[START]
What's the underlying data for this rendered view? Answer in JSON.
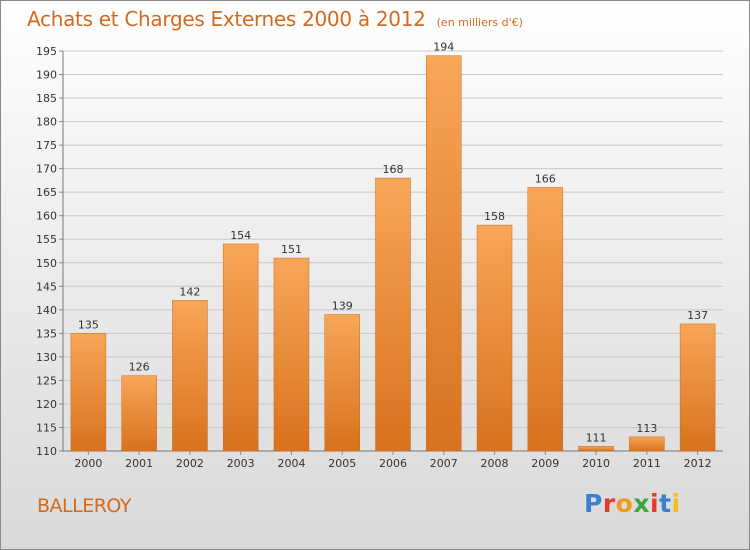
{
  "chart_title": "Achats et Charges Externes 2000 à 2012",
  "unit_label": "(en milliers d'€)",
  "commune": "BALLEROY",
  "logo": {
    "letters": [
      "P",
      "r",
      "o",
      "x",
      "i",
      "t",
      "i"
    ],
    "colors": [
      "#3a7fd0",
      "#e23b2e",
      "#f09a1a",
      "#3aa83a",
      "#e23b2e",
      "#3a7fd0",
      "#f0c01a"
    ]
  },
  "colors": {
    "bar_light": "#f8a658",
    "bar_dark": "#d8721e",
    "grid": "#c8c8c8",
    "text": "#333333",
    "accent": "#d26a1f"
  },
  "chart_data": {
    "type": "bar",
    "categories": [
      "2000",
      "2001",
      "2002",
      "2003",
      "2004",
      "2005",
      "2006",
      "2007",
      "2008",
      "2009",
      "2010",
      "2011",
      "2012"
    ],
    "values": [
      135,
      126,
      142,
      154,
      151,
      139,
      168,
      194,
      158,
      166,
      111,
      113,
      137
    ],
    "ylim": [
      110,
      195
    ],
    "yticks": [
      110,
      115,
      120,
      125,
      130,
      135,
      140,
      145,
      150,
      155,
      160,
      165,
      170,
      175,
      180,
      185,
      190,
      195
    ],
    "grid": true,
    "legend": "none"
  }
}
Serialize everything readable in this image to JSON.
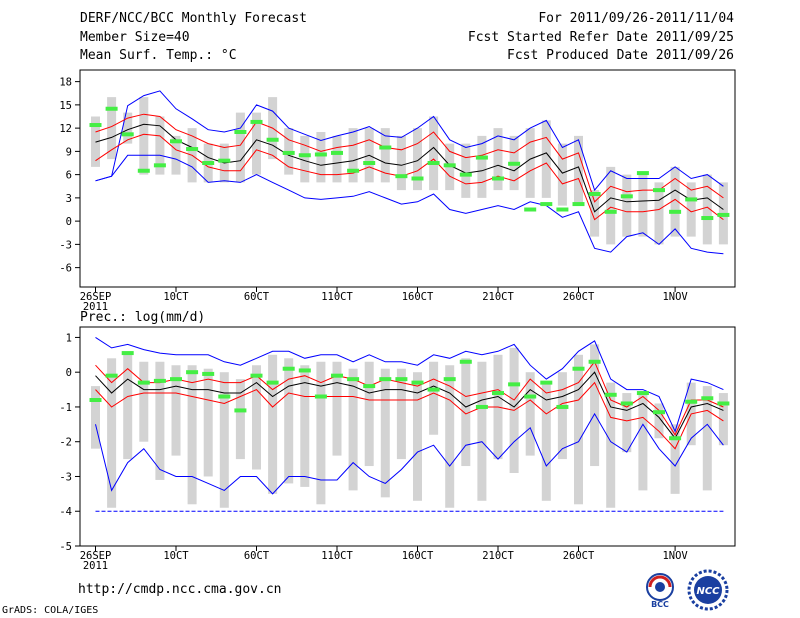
{
  "header": {
    "title": "DERF/NCC/BCC Monthly Forecast",
    "member_size": "Member Size=40",
    "variable": "Mean Surf. Temp.: °C",
    "period": "For 2011/09/26-2011/11/04",
    "fcst_started": "Fcst Started Refer Date 2011/09/25",
    "fcst_produced": "Fcst Produced Date 2011/09/26"
  },
  "footer": {
    "url": "http://cmdp.ncc.cma.gov.cn",
    "grads": "GrADS: COLA/IGES",
    "logo_bcc": "BCC",
    "logo_ncc": "NCC"
  },
  "colors": {
    "max_min": "#0000ff",
    "quartile": "#ff0000",
    "mean": "#000000",
    "bar": "#d3d3d3",
    "observed": "#44ee44"
  },
  "chart_data": [
    {
      "type": "line",
      "title": "Mean Surf. Temp.: °C",
      "x_tick_labels": [
        "26SEP",
        "10CT",
        "60CT",
        "110CT",
        "160CT",
        "210CT",
        "260CT",
        "1NOV"
      ],
      "x_tick_days": [
        0,
        5,
        10,
        15,
        20,
        25,
        30,
        36
      ],
      "x_sublabel": "2011",
      "y_ticks": [
        -6,
        -3,
        0,
        3,
        6,
        9,
        12,
        15,
        18
      ],
      "ylim": [
        -8.5,
        19.5
      ],
      "n_days": 40,
      "max": [
        5.2,
        5.8,
        14.9,
        16.2,
        16.8,
        14.5,
        13.2,
        11.8,
        11.5,
        12,
        15,
        14.2,
        12,
        11.2,
        10.4,
        11,
        11.5,
        12.2,
        11,
        10.8,
        12,
        13.5,
        10.5,
        9.5,
        10,
        11,
        10.5,
        12,
        13,
        9.5,
        10.5,
        4,
        6.5,
        5.5,
        5.5,
        5.5,
        7,
        5.5,
        6,
        4.5
      ],
      "q3": [
        11.5,
        12.2,
        13.3,
        13.8,
        13.5,
        11.8,
        11,
        10,
        9.5,
        9.8,
        12.8,
        12,
        10.5,
        9.8,
        9,
        9.5,
        9.8,
        10.5,
        9.5,
        9.2,
        10,
        11.5,
        9,
        8.2,
        8.5,
        9.2,
        8.8,
        10.2,
        10.8,
        8,
        8.8,
        2.5,
        4.5,
        3.8,
        4,
        4,
        5.5,
        4,
        4.5,
        3
      ],
      "mean": [
        10.2,
        10.8,
        11.8,
        12.5,
        12.3,
        10.5,
        9.5,
        8.2,
        7.5,
        7.8,
        10.5,
        9.8,
        8.5,
        7.8,
        7.2,
        7.5,
        7.8,
        8.5,
        7.5,
        7.2,
        7.8,
        9.5,
        7.2,
        6.2,
        6.5,
        7.2,
        6.5,
        8,
        8.8,
        6.2,
        7,
        1.2,
        3,
        2.5,
        2.6,
        2.7,
        4,
        2.7,
        3,
        1.5
      ],
      "q1": [
        7.8,
        9.2,
        10.5,
        11.2,
        11,
        9.2,
        8.5,
        7,
        6.5,
        6.5,
        9.2,
        8.5,
        7,
        6.5,
        6,
        6,
        6.2,
        7,
        6.2,
        5.8,
        6.5,
        8,
        5.8,
        4.8,
        5,
        5.8,
        5.2,
        6.5,
        7.5,
        4.8,
        5.5,
        0.2,
        1.8,
        1.2,
        1.2,
        1.5,
        2.8,
        1.2,
        1.8,
        0.2
      ],
      "min": [
        5.2,
        5.8,
        8.5,
        8.5,
        8.5,
        8,
        7,
        5,
        5.2,
        5,
        6,
        5,
        4,
        3,
        2.8,
        3,
        3.2,
        3.8,
        3,
        2.2,
        2.5,
        3.5,
        1.5,
        1,
        1.5,
        2,
        1.5,
        2.5,
        2,
        0.5,
        1.2,
        -3.5,
        -4,
        -2,
        -1.5,
        -3,
        -1,
        -3.5,
        -4,
        -4.2
      ],
      "bar_top": [
        13.5,
        16,
        14,
        16,
        13.5,
        11,
        12,
        10,
        10,
        14,
        14,
        16,
        12,
        11,
        11.5,
        11,
        12,
        12,
        12,
        11,
        12,
        13.5,
        10,
        10,
        11,
        12,
        11,
        12,
        13,
        10,
        11,
        4,
        7,
        6,
        6,
        5,
        7,
        5,
        6,
        5
      ],
      "bar_bottom": [
        7,
        8,
        10,
        6,
        6,
        6,
        5,
        5,
        5,
        5,
        6,
        8,
        6,
        5,
        5,
        5,
        5,
        5,
        5,
        4,
        4,
        4,
        4,
        3,
        3,
        4,
        4,
        3,
        3,
        2,
        2,
        -2,
        -3,
        -2,
        -2,
        -3,
        -2,
        -2,
        -3,
        -3
      ],
      "observed": [
        12.4,
        14.5,
        11.2,
        6.5,
        7.2,
        10.3,
        9.3,
        7.5,
        7.8,
        11.5,
        12.8,
        10.5,
        8.8,
        8.5,
        8.6,
        8.8,
        6.5,
        7.5,
        9.5,
        5.8,
        5.5,
        7.5,
        7.2,
        6,
        8.2,
        5.5,
        7.4,
        1.5,
        2.2,
        1.5,
        2.2,
        3.5,
        1.2,
        3.2,
        6.2,
        4,
        1.2,
        2.8,
        0.4,
        0.8
      ]
    },
    {
      "type": "line",
      "title": "Prec.: log(mm/d)",
      "x_tick_labels": [
        "26SEP",
        "10CT",
        "60CT",
        "110CT",
        "160CT",
        "210CT",
        "260CT",
        "1NOV"
      ],
      "x_tick_days": [
        0,
        5,
        10,
        15,
        20,
        25,
        30,
        36
      ],
      "x_sublabel": "2011",
      "y_ticks": [
        -5,
        -4,
        -3,
        -2,
        -1,
        0,
        1
      ],
      "ylim": [
        -5,
        1.3
      ],
      "n_days": 40,
      "baseline": -4,
      "max": [
        1,
        0.7,
        0.8,
        0.65,
        0.55,
        0.5,
        0.5,
        0.5,
        0.3,
        0.2,
        0.4,
        0.6,
        0.6,
        0.4,
        0.5,
        0.5,
        0.3,
        0.5,
        0.3,
        0.3,
        0.2,
        0.5,
        0.4,
        0.6,
        0.5,
        0.6,
        0.8,
        0.2,
        -0.2,
        0.1,
        0.6,
        0.9,
        -0.2,
        -0.5,
        -0.5,
        -0.7,
        -1.7,
        -0.2,
        -0.3,
        -0.5
      ],
      "q3": [
        0.2,
        -0.3,
        0.1,
        -0.3,
        -0.3,
        -0.2,
        -0.3,
        -0.2,
        -0.3,
        -0.3,
        -0.1,
        -0.5,
        -0.2,
        -0.1,
        -0.3,
        -0.1,
        -0.2,
        -0.4,
        -0.2,
        -0.3,
        -0.4,
        -0.2,
        -0.4,
        -0.7,
        -0.6,
        -0.5,
        -0.8,
        -0.2,
        -0.6,
        -0.5,
        -0.3,
        0.3,
        -0.8,
        -1,
        -0.7,
        -1.1,
        -1.8,
        -0.8,
        -0.8,
        -1
      ],
      "mean": [
        -0.1,
        -0.6,
        -0.2,
        -0.5,
        -0.5,
        -0.4,
        -0.5,
        -0.5,
        -0.6,
        -0.6,
        -0.3,
        -0.7,
        -0.4,
        -0.3,
        -0.4,
        -0.3,
        -0.4,
        -0.6,
        -0.5,
        -0.5,
        -0.6,
        -0.4,
        -0.6,
        -1,
        -0.8,
        -0.7,
        -1,
        -0.5,
        -0.8,
        -0.7,
        -0.5,
        0,
        -1,
        -1.1,
        -0.9,
        -1.3,
        -1.9,
        -1,
        -0.9,
        -1.1
      ],
      "q1": [
        -0.5,
        -1,
        -0.7,
        -0.6,
        -0.6,
        -0.6,
        -0.7,
        -0.8,
        -0.9,
        -0.7,
        -0.5,
        -1,
        -0.6,
        -0.7,
        -0.7,
        -0.7,
        -0.7,
        -0.8,
        -0.8,
        -0.8,
        -0.8,
        -0.6,
        -0.8,
        -1.2,
        -1,
        -1,
        -1.1,
        -0.8,
        -1.2,
        -0.9,
        -0.8,
        -0.3,
        -1.3,
        -1.4,
        -1.3,
        -1.7,
        -2.2,
        -1.2,
        -1.1,
        -1.4
      ],
      "min": [
        -1.5,
        -3.4,
        -2.6,
        -2.2,
        -2.8,
        -3,
        -3,
        -3.2,
        -3.4,
        -3,
        -3,
        -3.5,
        -3,
        -3,
        -3.1,
        -3.1,
        -2.6,
        -3,
        -3.2,
        -2.8,
        -2.3,
        -2.1,
        -2.7,
        -2.1,
        -2,
        -2.5,
        -2,
        -1.6,
        -2.7,
        -2.2,
        -2,
        -1.2,
        -2,
        -2.3,
        -1.5,
        -2.2,
        -2.7,
        -1.9,
        -1.5,
        -2.1
      ],
      "bar_top": [
        -0.4,
        0.4,
        0.5,
        0.3,
        0.3,
        0.2,
        0.2,
        0.1,
        0,
        -0.2,
        0.2,
        0.5,
        0.4,
        0.2,
        0.3,
        0.3,
        0.1,
        0.3,
        0.1,
        0.1,
        0,
        0.3,
        0.2,
        0.4,
        0.3,
        0.5,
        0.7,
        0,
        -0.3,
        0,
        0.5,
        0.8,
        -0.3,
        -0.6,
        -0.6,
        -0.9,
        -1.5,
        -0.3,
        -0.4,
        -0.6
      ],
      "bar_bottom": [
        -2.2,
        -3.9,
        -2.5,
        -2,
        -3.1,
        -2.4,
        -3.8,
        -3,
        -3.9,
        -2.5,
        -2.8,
        -3.5,
        -3.2,
        -3.3,
        -3.8,
        -2.4,
        -3.4,
        -2.7,
        -3.6,
        -2.5,
        -3.7,
        -1.8,
        -3.9,
        -2.7,
        -3.7,
        -2.5,
        -2.9,
        -2.4,
        -3.7,
        -2.5,
        -3.8,
        -2.7,
        -3.9,
        -2.3,
        -3.4,
        -1.9,
        -3.5,
        -2.1,
        -3.4,
        -2.1
      ],
      "observed": [
        -0.8,
        -0.1,
        0.55,
        -0.3,
        -0.25,
        -0.2,
        0,
        -0.05,
        -0.7,
        -1.1,
        -0.1,
        -0.3,
        0.1,
        0.05,
        -0.7,
        -0.1,
        -0.2,
        -0.4,
        -0.2,
        -0.2,
        -0.3,
        -0.5,
        -0.2,
        0.3,
        -1,
        -0.6,
        -0.35,
        -0.7,
        -0.3,
        -1,
        0.1,
        0.3,
        -0.65,
        -0.9,
        -0.6,
        -1.15,
        -1.9,
        -0.85,
        -0.75,
        -0.9
      ]
    }
  ]
}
[END]
**Problem description:**
Check each line above for the string "JSON" and show the ones that have it.

**Complete answer:**
What's the underlying data for this rendered view? Answer in JSON.
Serialize everything readable in this image to JSON.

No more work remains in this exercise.